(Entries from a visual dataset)
□ □ □ □ □

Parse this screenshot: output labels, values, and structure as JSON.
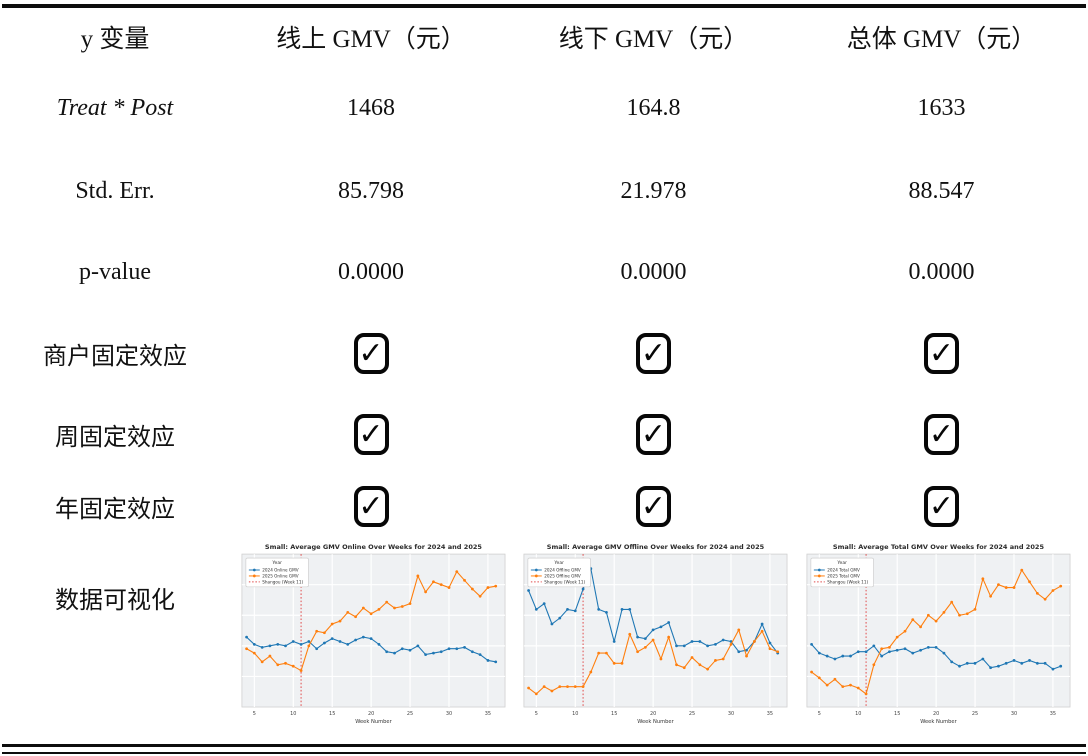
{
  "table": {
    "check_glyph": "✓",
    "header": {
      "c0": "y 变量",
      "c1": "线上 GMV（元）",
      "c2": "线下 GMV（元）",
      "c3": "总体 GMV（元）"
    },
    "rows": [
      {
        "label": "Treat * Post",
        "v1": "1468",
        "v2": "164.8",
        "v3": "1633"
      },
      {
        "label": "Std. Err.",
        "v1": "85.798",
        "v2": "21.978",
        "v3": "88.547"
      },
      {
        "label": "p-value",
        "v1": "0.0000",
        "v2": "0.0000",
        "v3": "0.0000"
      },
      {
        "label": "商户固定效应",
        "checked": [
          true,
          true,
          true
        ]
      },
      {
        "label": "周固定效应",
        "checked": [
          true,
          true,
          true
        ]
      },
      {
        "label": "年固定效应",
        "checked": [
          true,
          true,
          true
        ]
      },
      {
        "label": "数据可视化"
      }
    ]
  },
  "colors": {
    "blue": "#1f77b4",
    "orange": "#ff7f0e",
    "vline_red": "#e04a4a",
    "plot_bg": "#eff1f3",
    "grid": "#ffffff",
    "frame": "#cfcfcf",
    "rule_black": "#0d0d0d"
  },
  "chart_data": [
    {
      "type": "line",
      "title": "Small: Average GMV Online Over Weeks for 2024 and 2025",
      "xlabel": "Week Number",
      "ylabel": "",
      "x_ticks": [
        5,
        10,
        15,
        20,
        25,
        30,
        35
      ],
      "ylim": [
        0,
        105
      ],
      "grid": true,
      "y_tick_labels_visible": false,
      "legend": {
        "title": "Year",
        "position": "upper left"
      },
      "vline": {
        "x": 11,
        "label": "Shangou (Week 11)",
        "color": "#e04a4a",
        "style": "dotted"
      },
      "x": [
        4,
        5,
        6,
        7,
        8,
        9,
        10,
        11,
        12,
        13,
        14,
        15,
        16,
        17,
        18,
        19,
        20,
        21,
        22,
        23,
        24,
        25,
        26,
        27,
        28,
        29,
        30,
        31,
        32,
        33,
        34,
        35,
        36
      ],
      "series": [
        {
          "name": "2024 Online GMV",
          "color": "#1f77b4",
          "values": [
            48,
            43,
            41,
            42,
            43,
            42,
            45,
            43,
            45,
            40,
            44,
            47,
            45,
            43,
            46,
            48,
            47,
            43,
            38,
            37,
            40,
            39,
            42,
            36,
            37,
            38,
            40,
            40,
            41,
            38,
            36,
            32,
            31
          ]
        },
        {
          "name": "2025 Online GMV",
          "color": "#ff7f0e",
          "values": [
            40,
            37,
            31,
            35,
            29,
            30,
            28,
            25,
            42,
            52,
            51,
            57,
            59,
            65,
            62,
            68,
            64,
            67,
            72,
            68,
            69,
            71,
            90,
            79,
            86,
            84,
            82,
            93,
            87,
            81,
            76,
            82,
            83
          ]
        }
      ]
    },
    {
      "type": "line",
      "title": "Small: Average GMV Offline Over Weeks for 2024 and 2025",
      "xlabel": "Week Number",
      "ylabel": "",
      "x_ticks": [
        5,
        10,
        15,
        20,
        25,
        30,
        35
      ],
      "ylim": [
        0,
        105
      ],
      "grid": true,
      "y_tick_labels_visible": false,
      "legend": {
        "title": "Year",
        "position": "upper left"
      },
      "vline": {
        "x": 11,
        "label": "Shangou (Week 11)",
        "color": "#e04a4a",
        "style": "dotted"
      },
      "x": [
        4,
        5,
        6,
        7,
        8,
        9,
        10,
        11,
        12,
        13,
        14,
        15,
        16,
        17,
        18,
        19,
        20,
        21,
        22,
        23,
        24,
        25,
        26,
        27,
        28,
        29,
        30,
        31,
        32,
        33,
        34,
        35,
        36
      ],
      "series": [
        {
          "name": "2024 Offline GMV",
          "color": "#1f77b4",
          "values": [
            80,
            67,
            71,
            57,
            61,
            67,
            66,
            81,
            95,
            67,
            65,
            45,
            67,
            67,
            48,
            47,
            53,
            55,
            58,
            42,
            42,
            45,
            45,
            42,
            43,
            46,
            45,
            38,
            39,
            45,
            57,
            44,
            37
          ]
        },
        {
          "name": "2025 Offline GMV",
          "color": "#ff7f0e",
          "values": [
            13,
            9,
            14,
            11,
            14,
            14,
            14,
            14,
            24,
            37,
            37,
            30,
            30,
            50,
            38,
            41,
            46,
            33,
            48,
            29,
            27,
            34,
            29,
            26,
            32,
            33,
            43,
            53,
            35,
            45,
            52,
            40,
            38
          ]
        }
      ]
    },
    {
      "type": "line",
      "title": "Small: Average Total GMV Over Weeks for 2024 and 2025",
      "xlabel": "Week Number",
      "ylabel": "",
      "x_ticks": [
        5,
        10,
        15,
        20,
        25,
        30,
        35
      ],
      "ylim": [
        0,
        105
      ],
      "grid": true,
      "y_tick_labels_visible": false,
      "legend": {
        "title": "Year",
        "position": "upper left"
      },
      "vline": {
        "x": 11,
        "label": "Shangou (Week 11)",
        "color": "#e04a4a",
        "style": "dotted"
      },
      "x": [
        4,
        5,
        6,
        7,
        8,
        9,
        10,
        11,
        12,
        13,
        14,
        15,
        16,
        17,
        18,
        19,
        20,
        21,
        22,
        23,
        24,
        25,
        26,
        27,
        28,
        29,
        30,
        31,
        32,
        33,
        34,
        35,
        36
      ],
      "series": [
        {
          "name": "2024 Total GMV",
          "color": "#1f77b4",
          "values": [
            43,
            37,
            35,
            33,
            35,
            35,
            38,
            38,
            42,
            35,
            38,
            39,
            40,
            37,
            39,
            41,
            41,
            37,
            31,
            28,
            30,
            30,
            33,
            27,
            28,
            30,
            32,
            30,
            32,
            30,
            30,
            26,
            28
          ]
        },
        {
          "name": "2025 Total GMV",
          "color": "#ff7f0e",
          "values": [
            24,
            20,
            15,
            19,
            14,
            15,
            13,
            9,
            29,
            40,
            41,
            48,
            52,
            60,
            55,
            63,
            59,
            65,
            72,
            63,
            64,
            67,
            88,
            76,
            84,
            82,
            82,
            94,
            86,
            78,
            74,
            80,
            83
          ]
        }
      ]
    }
  ]
}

□ □ □ □ □

Output all of the records exactly as they appear above, but not the pictures.

Parse this screenshot: output labels, values, and structure as JSON.
{
  "table": {
    "check_glyph": "✓",
    "header": {
      "c0": "y 变量",
      "c1": "线上 GMV（元）",
      "c2": "线下 GMV（元）",
      "c3": "总体 GMV（元）"
    },
    "rows": [
      {
        "label": "Treat * Post",
        "v1": "1468",
        "v2": "164.8",
        "v3": "1633"
      },
      {
        "label": "Std. Err.",
        "v1": "85.798",
        "v2": "21.978",
        "v3": "88.547"
      },
      {
        "label": "p-value",
        "v1": "0.0000",
        "v2": "0.0000",
        "v3": "0.0000"
      },
      {
        "label": "商户固定效应",
        "checked": [
          true,
          true,
          true
        ]
      },
      {
        "label": "周固定效应",
        "checked": [
          true,
          true,
          true
        ]
      },
      {
        "label": "年固定效应",
        "checked": [
          true,
          true,
          true
        ]
      },
      {
        "label": "数据可视化"
      }
    ]
  },
  "colors": {
    "blue": "#1f77b4",
    "orange": "#ff7f0e",
    "vline_red": "#e04a4a",
    "plot_bg": "#eff1f3",
    "grid": "#ffffff",
    "frame": "#cfcfcf",
    "rule_black": "#0d0d0d"
  },
  "chart_data": [
    {
      "type": "line",
      "title": "Small: Average GMV Online Over Weeks for 2024 and 2025",
      "xlabel": "Week Number",
      "ylabel": "",
      "x_ticks": [
        5,
        10,
        15,
        20,
        25,
        30,
        35
      ],
      "ylim": [
        0,
        105
      ],
      "grid": true,
      "y_tick_labels_visible": false,
      "legend": {
        "title": "Year",
        "position": "upper left"
      },
      "vline": {
        "x": 11,
        "label": "Shangou (Week 11)",
        "color": "#e04a4a",
        "style": "dotted"
      },
      "x": [
        4,
        5,
        6,
        7,
        8,
        9,
        10,
        11,
        12,
        13,
        14,
        15,
        16,
        17,
        18,
        19,
        20,
        21,
        22,
        23,
        24,
        25,
        26,
        27,
        28,
        29,
        30,
        31,
        32,
        33,
        34,
        35,
        36
      ],
      "series": [
        {
          "name": "2024 Online GMV",
          "color": "#1f77b4",
          "values": [
            48,
            43,
            41,
            42,
            43,
            42,
            45,
            43,
            45,
            40,
            44,
            47,
            45,
            43,
            46,
            48,
            47,
            43,
            38,
            37,
            40,
            39,
            42,
            36,
            37,
            38,
            40,
            40,
            41,
            38,
            36,
            32,
            31
          ]
        },
        {
          "name": "2025 Online GMV",
          "color": "#ff7f0e",
          "values": [
            40,
            37,
            31,
            35,
            29,
            30,
            28,
            25,
            42,
            52,
            51,
            57,
            59,
            65,
            62,
            68,
            64,
            67,
            72,
            68,
            69,
            71,
            90,
            79,
            86,
            84,
            82,
            93,
            87,
            81,
            76,
            82,
            83
          ]
        }
      ]
    },
    {
      "type": "line",
      "title": "Small: Average GMV Offline Over Weeks for 2024 and 2025",
      "xlabel": "Week Number",
      "ylabel": "",
      "x_ticks": [
        5,
        10,
        15,
        20,
        25,
        30,
        35
      ],
      "ylim": [
        0,
        105
      ],
      "grid": true,
      "y_tick_labels_visible": false,
      "legend": {
        "title": "Year",
        "position": "upper left"
      },
      "vline": {
        "x": 11,
        "label": "Shangou (Week 11)",
        "color": "#e04a4a",
        "style": "dotted"
      },
      "x": [
        4,
        5,
        6,
        7,
        8,
        9,
        10,
        11,
        12,
        13,
        14,
        15,
        16,
        17,
        18,
        19,
        20,
        21,
        22,
        23,
        24,
        25,
        26,
        27,
        28,
        29,
        30,
        31,
        32,
        33,
        34,
        35,
        36
      ],
      "series": [
        {
          "name": "2024 Offline GMV",
          "color": "#1f77b4",
          "values": [
            80,
            67,
            71,
            57,
            61,
            67,
            66,
            81,
            95,
            67,
            65,
            45,
            67,
            67,
            48,
            47,
            53,
            55,
            58,
            42,
            42,
            45,
            45,
            42,
            43,
            46,
            45,
            38,
            39,
            45,
            57,
            44,
            37
          ]
        },
        {
          "name": "2025 Offline GMV",
          "color": "#ff7f0e",
          "values": [
            13,
            9,
            14,
            11,
            14,
            14,
            14,
            14,
            24,
            37,
            37,
            30,
            30,
            50,
            38,
            41,
            46,
            33,
            48,
            29,
            27,
            34,
            29,
            26,
            32,
            33,
            43,
            53,
            35,
            45,
            52,
            40,
            38
          ]
        }
      ]
    },
    {
      "type": "line",
      "title": "Small: Average Total GMV Over Weeks for 2024 and 2025",
      "xlabel": "Week Number",
      "ylabel": "",
      "x_ticks": [
        5,
        10,
        15,
        20,
        25,
        30,
        35
      ],
      "ylim": [
        0,
        105
      ],
      "grid": true,
      "y_tick_labels_visible": false,
      "legend": {
        "title": "Year",
        "position": "upper left"
      },
      "vline": {
        "x": 11,
        "label": "Shangou (Week 11)",
        "color": "#e04a4a",
        "style": "dotted"
      },
      "x": [
        4,
        5,
        6,
        7,
        8,
        9,
        10,
        11,
        12,
        13,
        14,
        15,
        16,
        17,
        18,
        19,
        20,
        21,
        22,
        23,
        24,
        25,
        26,
        27,
        28,
        29,
        30,
        31,
        32,
        33,
        34,
        35,
        36
      ],
      "series": [
        {
          "name": "2024 Total GMV",
          "color": "#1f77b4",
          "values": [
            43,
            37,
            35,
            33,
            35,
            35,
            38,
            38,
            42,
            35,
            38,
            39,
            40,
            37,
            39,
            41,
            41,
            37,
            31,
            28,
            30,
            30,
            33,
            27,
            28,
            30,
            32,
            30,
            32,
            30,
            30,
            26,
            28
          ]
        },
        {
          "name": "2025 Total GMV",
          "color": "#ff7f0e",
          "values": [
            24,
            20,
            15,
            19,
            14,
            15,
            13,
            9,
            29,
            40,
            41,
            48,
            52,
            60,
            55,
            63,
            59,
            65,
            72,
            63,
            64,
            67,
            88,
            76,
            84,
            82,
            82,
            94,
            86,
            78,
            74,
            80,
            83
          ]
        }
      ]
    }
  ]
}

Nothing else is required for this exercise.